[Records contained in a dataset]
>> Begin

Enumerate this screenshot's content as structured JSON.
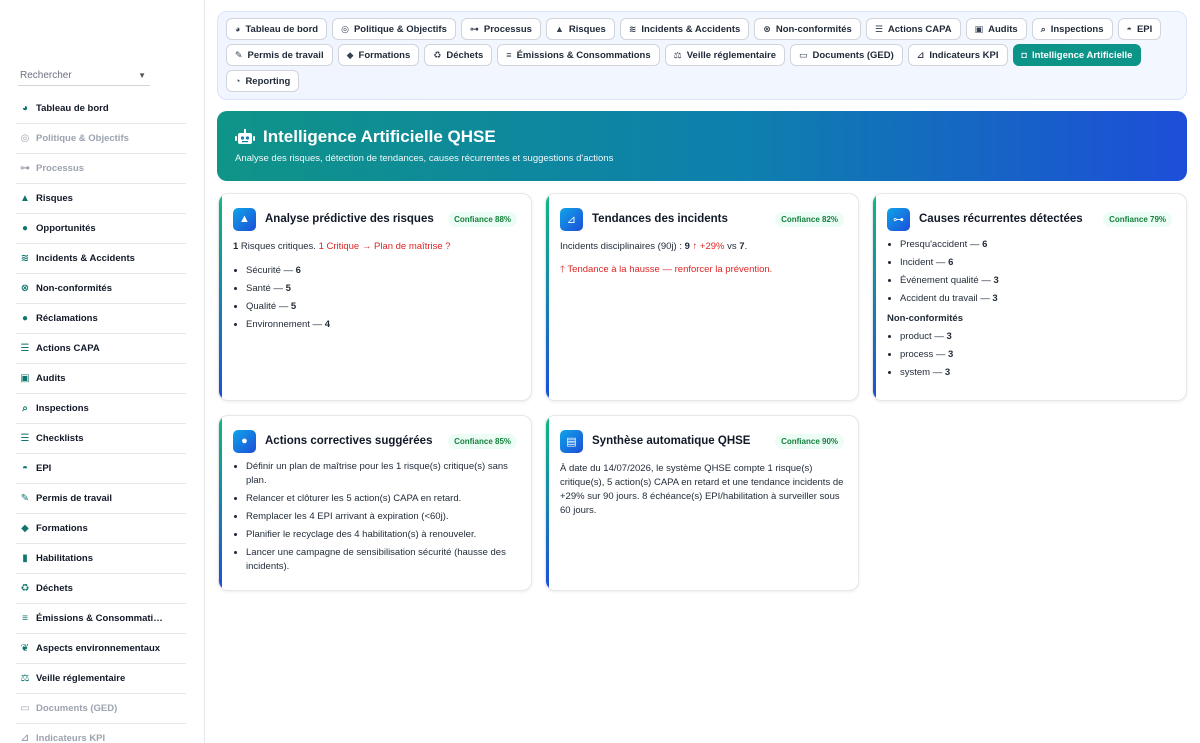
{
  "sidebar": {
    "search_placeholder": "Rechercher",
    "items": [
      {
        "label": "Tableau de bord",
        "icon": "gauge-icon",
        "glyph": "◕",
        "muted": false
      },
      {
        "label": "Politique & Objectifs",
        "icon": "target-icon",
        "glyph": "◎",
        "muted": true
      },
      {
        "label": "Processus",
        "icon": "sitemap-icon",
        "glyph": "⊶",
        "muted": true
      },
      {
        "label": "Risques",
        "icon": "warning-icon",
        "glyph": "▲",
        "muted": false
      },
      {
        "label": "Opportunités",
        "icon": "lightbulb-icon",
        "glyph": "●",
        "muted": false
      },
      {
        "label": "Incidents & Accidents",
        "icon": "car-crash-icon",
        "glyph": "≋",
        "muted": false
      },
      {
        "label": "Non-conformités",
        "icon": "times-circle-icon",
        "glyph": "⊗",
        "muted": false
      },
      {
        "label": "Réclamations",
        "icon": "comment-icon",
        "glyph": "●",
        "muted": false
      },
      {
        "label": "Actions CAPA",
        "icon": "list-icon",
        "glyph": "☰",
        "muted": false
      },
      {
        "label": "Audits",
        "icon": "clipboard-check-icon",
        "glyph": "▣",
        "muted": false
      },
      {
        "label": "Inspections",
        "icon": "search-icon",
        "glyph": "⌕",
        "muted": false
      },
      {
        "label": "Checklists",
        "icon": "list-check-icon",
        "glyph": "☰",
        "muted": false
      },
      {
        "label": "EPI",
        "icon": "hard-hat-icon",
        "glyph": "◓",
        "muted": false
      },
      {
        "label": "Permis de travail",
        "icon": "file-signature-icon",
        "glyph": "✎",
        "muted": false
      },
      {
        "label": "Formations",
        "icon": "graduation-cap-icon",
        "glyph": "◆",
        "muted": false
      },
      {
        "label": "Habilitations",
        "icon": "id-badge-icon",
        "glyph": "▮",
        "muted": false
      },
      {
        "label": "Déchets",
        "icon": "recycle-icon",
        "glyph": "♻",
        "muted": false
      },
      {
        "label": "Émissions & Consommati…",
        "icon": "smog-icon",
        "glyph": "≡",
        "muted": false
      },
      {
        "label": "Aspects environnementaux",
        "icon": "leaf-icon",
        "glyph": "❦",
        "muted": false
      },
      {
        "label": "Veille réglementaire",
        "icon": "balance-scale-icon",
        "glyph": "⚖",
        "muted": false
      },
      {
        "label": "Documents (GED)",
        "icon": "folder-open-icon",
        "glyph": "▭",
        "muted": true
      },
      {
        "label": "Indicateurs KPI",
        "icon": "chart-line-icon",
        "glyph": "⊿",
        "muted": true
      }
    ]
  },
  "topnav": {
    "tabs": [
      {
        "label": "Tableau de bord",
        "icon": "gauge-icon",
        "glyph": "◕",
        "active": false
      },
      {
        "label": "Politique & Objectifs",
        "icon": "target-icon",
        "glyph": "◎",
        "active": false
      },
      {
        "label": "Processus",
        "icon": "sitemap-icon",
        "glyph": "⊶",
        "active": false
      },
      {
        "label": "Risques",
        "icon": "warning-icon",
        "glyph": "▲",
        "active": false
      },
      {
        "label": "Incidents & Accidents",
        "icon": "car-crash-icon",
        "glyph": "≋",
        "active": false
      },
      {
        "label": "Non-conformités",
        "icon": "times-circle-icon",
        "glyph": "⊗",
        "active": false
      },
      {
        "label": "Actions CAPA",
        "icon": "list-icon",
        "glyph": "☰",
        "active": false
      },
      {
        "label": "Audits",
        "icon": "clipboard-check-icon",
        "glyph": "▣",
        "active": false
      },
      {
        "label": "Inspections",
        "icon": "search-icon",
        "glyph": "⌕",
        "active": false
      },
      {
        "label": "EPI",
        "icon": "hard-hat-icon",
        "glyph": "◓",
        "active": false
      },
      {
        "label": "Permis de travail",
        "icon": "file-signature-icon",
        "glyph": "✎",
        "active": false
      },
      {
        "label": "Formations",
        "icon": "graduation-cap-icon",
        "glyph": "◆",
        "active": false
      },
      {
        "label": "Déchets",
        "icon": "recycle-icon",
        "glyph": "♻",
        "active": false
      },
      {
        "label": "Émissions & Consommations",
        "icon": "smog-icon",
        "glyph": "≡",
        "active": false
      },
      {
        "label": "Veille réglementaire",
        "icon": "balance-scale-icon",
        "glyph": "⚖",
        "active": false
      },
      {
        "label": "Documents (GED)",
        "icon": "folder-open-icon",
        "glyph": "▭",
        "active": false
      },
      {
        "label": "Indicateurs KPI",
        "icon": "chart-line-icon",
        "glyph": "⊿",
        "active": false
      },
      {
        "label": "Intelligence Artificielle",
        "icon": "robot-icon",
        "glyph": "◘",
        "active": true
      },
      {
        "label": "Reporting",
        "icon": "chart-pie-icon",
        "glyph": "◔",
        "active": false
      }
    ]
  },
  "hero": {
    "title": "Intelligence Artificielle QHSE",
    "subtitle": "Analyse des risques, détection de tendances, causes récurrentes et suggestions d'actions"
  },
  "cards": {
    "risk": {
      "title": "Analyse prédictive des risques",
      "confidence": "Confiance 88%",
      "intro_count": "1",
      "intro_text": " Risques critiques. ",
      "intro_alert": "1 Critique → Plan de maîtrise ?",
      "items": [
        {
          "label": "Sécurité — ",
          "value": "6"
        },
        {
          "label": "Santé — ",
          "value": "5"
        },
        {
          "label": "Qualité — ",
          "value": "5"
        },
        {
          "label": "Environnement — ",
          "value": "4"
        }
      ]
    },
    "trends": {
      "title": "Tendances des incidents",
      "confidence": "Confiance 82%",
      "line_label": "Incidents disciplinaires (90j) : ",
      "current": "9",
      "arrow": " ↑ +29%",
      "vs": " vs ",
      "previous": "7",
      "end": ".",
      "alert": "🡑 Tendance à la hausse — renforcer la prévention."
    },
    "causes": {
      "title": "Causes récurrentes détectées",
      "confidence": "Confiance 79%",
      "items": [
        {
          "label": "Presqu'accident — ",
          "value": "6"
        },
        {
          "label": "Incident — ",
          "value": "6"
        },
        {
          "label": "Événement qualité — ",
          "value": "3"
        },
        {
          "label": "Accident du travail — ",
          "value": "3"
        }
      ],
      "nc_heading": "Non-conformités",
      "nc_items": [
        {
          "label": "product — ",
          "value": "3"
        },
        {
          "label": "process — ",
          "value": "3"
        },
        {
          "label": "system — ",
          "value": "3"
        }
      ]
    },
    "actions": {
      "title": "Actions correctives suggérées",
      "confidence": "Confiance 85%",
      "items": [
        "Définir un plan de maîtrise pour les 1 risque(s) critique(s) sans plan.",
        "Relancer et clôturer les 5 action(s) CAPA en retard.",
        "Remplacer les 4 EPI arrivant à expiration (<60j).",
        "Planifier le recyclage des 4 habilitation(s) à renouveler.",
        "Lancer une campagne de sensibilisation sécurité (hausse des incidents)."
      ]
    },
    "synthesis": {
      "title": "Synthèse automatique QHSE",
      "confidence": "Confiance 90%",
      "text": "À date du 14/07/2026, le système QHSE compte 1 risque(s) critique(s), 5 action(s) CAPA en retard et une tendance incidents de +29% sur 90 jours. 8 échéance(s) EPI/habilitation à surveiller sous 60 jours."
    }
  }
}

>> End

WORK TO COMPLETE:
Write out the records above exactly as they stand, leaving out every picture.

RESULT FOR THIS TASK:
Enumerate this screenshot's content as structured JSON.
{
  "sidebar": {
    "search_placeholder": "Rechercher",
    "items": [
      {
        "label": "Tableau de bord",
        "icon": "gauge-icon",
        "glyph": "◕",
        "muted": false
      },
      {
        "label": "Politique & Objectifs",
        "icon": "target-icon",
        "glyph": "◎",
        "muted": true
      },
      {
        "label": "Processus",
        "icon": "sitemap-icon",
        "glyph": "⊶",
        "muted": true
      },
      {
        "label": "Risques",
        "icon": "warning-icon",
        "glyph": "▲",
        "muted": false
      },
      {
        "label": "Opportunités",
        "icon": "lightbulb-icon",
        "glyph": "●",
        "muted": false
      },
      {
        "label": "Incidents & Accidents",
        "icon": "car-crash-icon",
        "glyph": "≋",
        "muted": false
      },
      {
        "label": "Non-conformités",
        "icon": "times-circle-icon",
        "glyph": "⊗",
        "muted": false
      },
      {
        "label": "Réclamations",
        "icon": "comment-icon",
        "glyph": "●",
        "muted": false
      },
      {
        "label": "Actions CAPA",
        "icon": "list-icon",
        "glyph": "☰",
        "muted": false
      },
      {
        "label": "Audits",
        "icon": "clipboard-check-icon",
        "glyph": "▣",
        "muted": false
      },
      {
        "label": "Inspections",
        "icon": "search-icon",
        "glyph": "⌕",
        "muted": false
      },
      {
        "label": "Checklists",
        "icon": "list-check-icon",
        "glyph": "☰",
        "muted": false
      },
      {
        "label": "EPI",
        "icon": "hard-hat-icon",
        "glyph": "◓",
        "muted": false
      },
      {
        "label": "Permis de travail",
        "icon": "file-signature-icon",
        "glyph": "✎",
        "muted": false
      },
      {
        "label": "Formations",
        "icon": "graduation-cap-icon",
        "glyph": "◆",
        "muted": false
      },
      {
        "label": "Habilitations",
        "icon": "id-badge-icon",
        "glyph": "▮",
        "muted": false
      },
      {
        "label": "Déchets",
        "icon": "recycle-icon",
        "glyph": "♻",
        "muted": false
      },
      {
        "label": "Émissions & Consommati…",
        "icon": "smog-icon",
        "glyph": "≡",
        "muted": false
      },
      {
        "label": "Aspects environnementaux",
        "icon": "leaf-icon",
        "glyph": "❦",
        "muted": false
      },
      {
        "label": "Veille réglementaire",
        "icon": "balance-scale-icon",
        "glyph": "⚖",
        "muted": false
      },
      {
        "label": "Documents (GED)",
        "icon": "folder-open-icon",
        "glyph": "▭",
        "muted": true
      },
      {
        "label": "Indicateurs KPI",
        "icon": "chart-line-icon",
        "glyph": "⊿",
        "muted": true
      }
    ]
  },
  "topnav": {
    "tabs": [
      {
        "label": "Tableau de bord",
        "icon": "gauge-icon",
        "glyph": "◕",
        "active": false
      },
      {
        "label": "Politique & Objectifs",
        "icon": "target-icon",
        "glyph": "◎",
        "active": false
      },
      {
        "label": "Processus",
        "icon": "sitemap-icon",
        "glyph": "⊶",
        "active": false
      },
      {
        "label": "Risques",
        "icon": "warning-icon",
        "glyph": "▲",
        "active": false
      },
      {
        "label": "Incidents & Accidents",
        "icon": "car-crash-icon",
        "glyph": "≋",
        "active": false
      },
      {
        "label": "Non-conformités",
        "icon": "times-circle-icon",
        "glyph": "⊗",
        "active": false
      },
      {
        "label": "Actions CAPA",
        "icon": "list-icon",
        "glyph": "☰",
        "active": false
      },
      {
        "label": "Audits",
        "icon": "clipboard-check-icon",
        "glyph": "▣",
        "active": false
      },
      {
        "label": "Inspections",
        "icon": "search-icon",
        "glyph": "⌕",
        "active": false
      },
      {
        "label": "EPI",
        "icon": "hard-hat-icon",
        "glyph": "◓",
        "active": false
      },
      {
        "label": "Permis de travail",
        "icon": "file-signature-icon",
        "glyph": "✎",
        "active": false
      },
      {
        "label": "Formations",
        "icon": "graduation-cap-icon",
        "glyph": "◆",
        "active": false
      },
      {
        "label": "Déchets",
        "icon": "recycle-icon",
        "glyph": "♻",
        "active": false
      },
      {
        "label": "Émissions & Consommations",
        "icon": "smog-icon",
        "glyph": "≡",
        "active": false
      },
      {
        "label": "Veille réglementaire",
        "icon": "balance-scale-icon",
        "glyph": "⚖",
        "active": false
      },
      {
        "label": "Documents (GED)",
        "icon": "folder-open-icon",
        "glyph": "▭",
        "active": false
      },
      {
        "label": "Indicateurs KPI",
        "icon": "chart-line-icon",
        "glyph": "⊿",
        "active": false
      },
      {
        "label": "Intelligence Artificielle",
        "icon": "robot-icon",
        "glyph": "◘",
        "active": true
      },
      {
        "label": "Reporting",
        "icon": "chart-pie-icon",
        "glyph": "◔",
        "active": false
      }
    ]
  },
  "hero": {
    "title": "Intelligence Artificielle QHSE",
    "subtitle": "Analyse des risques, détection de tendances, causes récurrentes et suggestions d'actions"
  },
  "cards": {
    "risk": {
      "title": "Analyse prédictive des risques",
      "confidence": "Confiance 88%",
      "intro_count": "1",
      "intro_text": " Risques critiques. ",
      "intro_alert": "1 Critique → Plan de maîtrise ?",
      "items": [
        {
          "label": "Sécurité — ",
          "value": "6"
        },
        {
          "label": "Santé — ",
          "value": "5"
        },
        {
          "label": "Qualité — ",
          "value": "5"
        },
        {
          "label": "Environnement — ",
          "value": "4"
        }
      ]
    },
    "trends": {
      "title": "Tendances des incidents",
      "confidence": "Confiance 82%",
      "line_label": "Incidents disciplinaires (90j) : ",
      "current": "9",
      "arrow": " ↑ +29%",
      "vs": " vs ",
      "previous": "7",
      "end": ".",
      "alert": "🡑 Tendance à la hausse — renforcer la prévention."
    },
    "causes": {
      "title": "Causes récurrentes détectées",
      "confidence": "Confiance 79%",
      "items": [
        {
          "label": "Presqu'accident — ",
          "value": "6"
        },
        {
          "label": "Incident — ",
          "value": "6"
        },
        {
          "label": "Événement qualité — ",
          "value": "3"
        },
        {
          "label": "Accident du travail — ",
          "value": "3"
        }
      ],
      "nc_heading": "Non-conformités",
      "nc_items": [
        {
          "label": "product — ",
          "value": "3"
        },
        {
          "label": "process — ",
          "value": "3"
        },
        {
          "label": "system — ",
          "value": "3"
        }
      ]
    },
    "actions": {
      "title": "Actions correctives suggérées",
      "confidence": "Confiance 85%",
      "items": [
        "Définir un plan de maîtrise pour les 1 risque(s) critique(s) sans plan.",
        "Relancer et clôturer les 5 action(s) CAPA en retard.",
        "Remplacer les 4 EPI arrivant à expiration (<60j).",
        "Planifier le recyclage des 4 habilitation(s) à renouveler.",
        "Lancer une campagne de sensibilisation sécurité (hausse des incidents)."
      ]
    },
    "synthesis": {
      "title": "Synthèse automatique QHSE",
      "confidence": "Confiance 90%",
      "text": "À date du 14/07/2026, le système QHSE compte 1 risque(s) critique(s), 5 action(s) CAPA en retard et une tendance incidents de +29% sur 90 jours. 8 échéance(s) EPI/habilitation à surveiller sous 60 jours."
    }
  }
}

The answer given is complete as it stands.